Start of Data section
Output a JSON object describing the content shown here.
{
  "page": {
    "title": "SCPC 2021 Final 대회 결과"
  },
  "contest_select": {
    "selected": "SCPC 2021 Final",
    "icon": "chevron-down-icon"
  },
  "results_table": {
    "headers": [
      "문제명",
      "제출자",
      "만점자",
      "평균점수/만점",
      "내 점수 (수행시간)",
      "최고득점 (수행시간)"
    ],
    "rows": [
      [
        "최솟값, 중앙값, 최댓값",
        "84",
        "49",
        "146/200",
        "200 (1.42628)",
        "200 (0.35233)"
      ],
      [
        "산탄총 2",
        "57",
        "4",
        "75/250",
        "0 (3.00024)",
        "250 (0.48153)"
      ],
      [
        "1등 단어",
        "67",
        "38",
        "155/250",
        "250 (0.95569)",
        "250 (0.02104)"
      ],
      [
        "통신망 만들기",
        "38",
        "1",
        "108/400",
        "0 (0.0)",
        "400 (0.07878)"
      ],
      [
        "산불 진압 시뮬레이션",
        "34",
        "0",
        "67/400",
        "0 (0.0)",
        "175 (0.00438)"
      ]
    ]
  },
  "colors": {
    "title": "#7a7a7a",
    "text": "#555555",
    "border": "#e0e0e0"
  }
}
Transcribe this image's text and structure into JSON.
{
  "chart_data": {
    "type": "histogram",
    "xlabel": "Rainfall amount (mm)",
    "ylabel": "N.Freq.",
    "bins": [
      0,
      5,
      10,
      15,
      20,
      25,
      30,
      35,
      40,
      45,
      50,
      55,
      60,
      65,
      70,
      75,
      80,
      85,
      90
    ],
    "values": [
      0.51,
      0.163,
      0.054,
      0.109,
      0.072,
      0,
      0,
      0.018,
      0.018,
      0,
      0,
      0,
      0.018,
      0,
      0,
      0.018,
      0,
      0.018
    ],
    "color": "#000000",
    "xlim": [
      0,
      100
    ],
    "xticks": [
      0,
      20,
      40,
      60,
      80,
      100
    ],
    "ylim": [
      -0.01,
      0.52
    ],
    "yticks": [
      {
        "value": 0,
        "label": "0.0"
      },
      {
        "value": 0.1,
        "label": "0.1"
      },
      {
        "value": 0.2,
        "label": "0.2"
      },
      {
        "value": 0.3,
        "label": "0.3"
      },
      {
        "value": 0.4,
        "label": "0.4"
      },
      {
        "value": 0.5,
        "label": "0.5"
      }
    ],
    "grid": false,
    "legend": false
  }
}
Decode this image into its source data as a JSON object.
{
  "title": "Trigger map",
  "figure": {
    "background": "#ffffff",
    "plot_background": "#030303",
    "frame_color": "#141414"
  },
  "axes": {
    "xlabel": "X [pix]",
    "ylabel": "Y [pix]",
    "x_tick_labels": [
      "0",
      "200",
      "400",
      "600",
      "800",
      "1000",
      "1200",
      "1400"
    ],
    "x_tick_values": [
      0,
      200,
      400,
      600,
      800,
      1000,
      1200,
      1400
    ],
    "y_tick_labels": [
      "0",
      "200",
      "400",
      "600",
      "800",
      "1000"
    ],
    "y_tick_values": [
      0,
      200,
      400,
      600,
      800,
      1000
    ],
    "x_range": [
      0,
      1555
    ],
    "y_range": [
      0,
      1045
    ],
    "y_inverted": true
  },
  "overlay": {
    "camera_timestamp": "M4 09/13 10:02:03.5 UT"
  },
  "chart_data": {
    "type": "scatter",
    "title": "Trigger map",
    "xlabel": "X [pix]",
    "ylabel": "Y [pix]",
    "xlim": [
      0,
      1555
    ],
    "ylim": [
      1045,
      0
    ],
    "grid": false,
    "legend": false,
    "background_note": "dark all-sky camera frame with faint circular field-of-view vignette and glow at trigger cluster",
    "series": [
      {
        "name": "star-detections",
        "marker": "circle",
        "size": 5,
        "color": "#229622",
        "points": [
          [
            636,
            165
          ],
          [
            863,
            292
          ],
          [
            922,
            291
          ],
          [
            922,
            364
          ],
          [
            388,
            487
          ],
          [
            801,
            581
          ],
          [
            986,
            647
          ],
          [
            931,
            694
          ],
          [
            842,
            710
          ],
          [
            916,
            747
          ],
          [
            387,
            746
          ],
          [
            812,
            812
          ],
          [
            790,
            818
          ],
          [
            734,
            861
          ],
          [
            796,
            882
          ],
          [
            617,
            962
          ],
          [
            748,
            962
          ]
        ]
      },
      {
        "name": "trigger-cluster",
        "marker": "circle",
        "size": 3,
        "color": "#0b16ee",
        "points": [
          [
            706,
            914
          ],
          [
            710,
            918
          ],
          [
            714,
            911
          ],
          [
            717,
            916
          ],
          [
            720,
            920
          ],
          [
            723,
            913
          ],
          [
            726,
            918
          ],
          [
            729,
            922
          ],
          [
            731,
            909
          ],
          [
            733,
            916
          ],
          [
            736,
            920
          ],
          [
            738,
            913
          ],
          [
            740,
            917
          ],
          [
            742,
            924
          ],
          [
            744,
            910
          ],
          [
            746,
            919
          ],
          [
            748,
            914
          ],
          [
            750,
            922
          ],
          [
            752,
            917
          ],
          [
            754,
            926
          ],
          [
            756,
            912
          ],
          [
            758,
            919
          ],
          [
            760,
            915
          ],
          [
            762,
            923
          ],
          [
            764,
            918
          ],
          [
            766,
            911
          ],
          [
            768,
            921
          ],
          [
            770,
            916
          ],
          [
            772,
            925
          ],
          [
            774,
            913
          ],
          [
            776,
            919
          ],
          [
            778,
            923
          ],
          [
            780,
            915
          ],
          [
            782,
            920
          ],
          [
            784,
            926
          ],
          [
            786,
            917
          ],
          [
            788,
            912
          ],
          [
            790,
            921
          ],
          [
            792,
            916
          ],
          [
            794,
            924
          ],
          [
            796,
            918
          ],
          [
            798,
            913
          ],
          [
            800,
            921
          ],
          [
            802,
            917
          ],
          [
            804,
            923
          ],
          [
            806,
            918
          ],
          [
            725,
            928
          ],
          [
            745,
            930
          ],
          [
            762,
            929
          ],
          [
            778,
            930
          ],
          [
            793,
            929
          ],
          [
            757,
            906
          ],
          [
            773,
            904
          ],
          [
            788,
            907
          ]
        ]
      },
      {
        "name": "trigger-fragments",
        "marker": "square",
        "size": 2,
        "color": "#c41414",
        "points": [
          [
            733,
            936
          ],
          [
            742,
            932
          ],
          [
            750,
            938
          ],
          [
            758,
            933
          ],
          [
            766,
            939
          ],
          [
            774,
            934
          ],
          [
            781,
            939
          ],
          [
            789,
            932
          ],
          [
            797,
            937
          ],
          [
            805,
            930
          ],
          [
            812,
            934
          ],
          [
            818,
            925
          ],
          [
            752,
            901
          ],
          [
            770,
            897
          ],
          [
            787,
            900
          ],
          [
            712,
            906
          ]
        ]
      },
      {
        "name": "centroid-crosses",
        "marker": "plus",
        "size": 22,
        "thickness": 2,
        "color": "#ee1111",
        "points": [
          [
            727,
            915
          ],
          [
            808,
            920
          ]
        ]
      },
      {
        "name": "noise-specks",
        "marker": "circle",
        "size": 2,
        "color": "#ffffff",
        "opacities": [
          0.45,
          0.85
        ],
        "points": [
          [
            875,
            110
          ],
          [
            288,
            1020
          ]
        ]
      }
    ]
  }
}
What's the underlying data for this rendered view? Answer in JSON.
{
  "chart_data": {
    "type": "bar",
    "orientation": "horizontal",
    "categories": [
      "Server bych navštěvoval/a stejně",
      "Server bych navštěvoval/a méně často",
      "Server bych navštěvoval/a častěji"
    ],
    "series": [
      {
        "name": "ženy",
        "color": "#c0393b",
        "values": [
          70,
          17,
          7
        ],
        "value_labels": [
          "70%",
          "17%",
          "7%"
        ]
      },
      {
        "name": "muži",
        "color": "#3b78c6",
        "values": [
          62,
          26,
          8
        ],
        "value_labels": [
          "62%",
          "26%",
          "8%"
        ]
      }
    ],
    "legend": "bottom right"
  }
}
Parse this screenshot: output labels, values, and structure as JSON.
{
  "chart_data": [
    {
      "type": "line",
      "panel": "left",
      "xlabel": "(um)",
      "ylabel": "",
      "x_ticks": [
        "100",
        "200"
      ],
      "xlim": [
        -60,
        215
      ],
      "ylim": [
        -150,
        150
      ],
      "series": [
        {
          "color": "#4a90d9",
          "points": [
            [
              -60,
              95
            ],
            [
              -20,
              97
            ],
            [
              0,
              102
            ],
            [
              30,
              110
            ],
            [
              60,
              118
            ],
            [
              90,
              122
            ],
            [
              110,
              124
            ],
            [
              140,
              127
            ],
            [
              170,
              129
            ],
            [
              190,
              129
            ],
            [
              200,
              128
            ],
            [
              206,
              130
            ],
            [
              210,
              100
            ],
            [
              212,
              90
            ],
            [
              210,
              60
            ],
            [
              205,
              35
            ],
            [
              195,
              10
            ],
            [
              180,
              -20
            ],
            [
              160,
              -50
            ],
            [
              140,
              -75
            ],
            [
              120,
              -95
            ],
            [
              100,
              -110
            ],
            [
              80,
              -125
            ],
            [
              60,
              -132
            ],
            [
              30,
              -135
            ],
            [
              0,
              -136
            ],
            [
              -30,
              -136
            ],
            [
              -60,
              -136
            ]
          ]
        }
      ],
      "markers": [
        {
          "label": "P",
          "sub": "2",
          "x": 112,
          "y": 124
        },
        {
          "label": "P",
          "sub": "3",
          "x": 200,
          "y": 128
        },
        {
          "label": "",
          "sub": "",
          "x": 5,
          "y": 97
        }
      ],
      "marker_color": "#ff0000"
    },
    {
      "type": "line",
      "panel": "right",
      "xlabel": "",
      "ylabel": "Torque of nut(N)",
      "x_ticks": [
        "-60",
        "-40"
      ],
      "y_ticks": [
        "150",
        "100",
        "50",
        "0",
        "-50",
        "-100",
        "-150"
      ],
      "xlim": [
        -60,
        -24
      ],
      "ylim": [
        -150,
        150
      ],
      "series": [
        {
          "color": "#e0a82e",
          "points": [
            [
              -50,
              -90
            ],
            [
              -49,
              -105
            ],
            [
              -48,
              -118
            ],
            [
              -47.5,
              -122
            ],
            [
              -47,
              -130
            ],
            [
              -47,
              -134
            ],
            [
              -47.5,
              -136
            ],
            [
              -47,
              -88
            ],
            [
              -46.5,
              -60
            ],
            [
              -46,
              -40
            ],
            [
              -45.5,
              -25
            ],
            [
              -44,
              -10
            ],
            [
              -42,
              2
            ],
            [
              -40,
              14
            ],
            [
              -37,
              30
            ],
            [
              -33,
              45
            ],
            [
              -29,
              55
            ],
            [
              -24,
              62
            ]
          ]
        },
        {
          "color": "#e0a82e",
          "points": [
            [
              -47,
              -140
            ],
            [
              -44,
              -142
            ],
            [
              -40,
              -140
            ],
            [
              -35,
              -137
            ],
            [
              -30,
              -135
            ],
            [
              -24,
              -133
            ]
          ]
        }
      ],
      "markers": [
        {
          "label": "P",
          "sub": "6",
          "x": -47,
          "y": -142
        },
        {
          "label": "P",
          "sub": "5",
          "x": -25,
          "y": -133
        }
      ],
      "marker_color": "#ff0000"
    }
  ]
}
End of Data section
# [Task to complete]
Reproduce each line of the entries in which the word "Server" is found.

# [Answer to this problem]
      "Server bych navštěvoval/a stejně",
      "Server bych navštěvoval/a méně často",
      "Server bych navštěvoval/a častěji"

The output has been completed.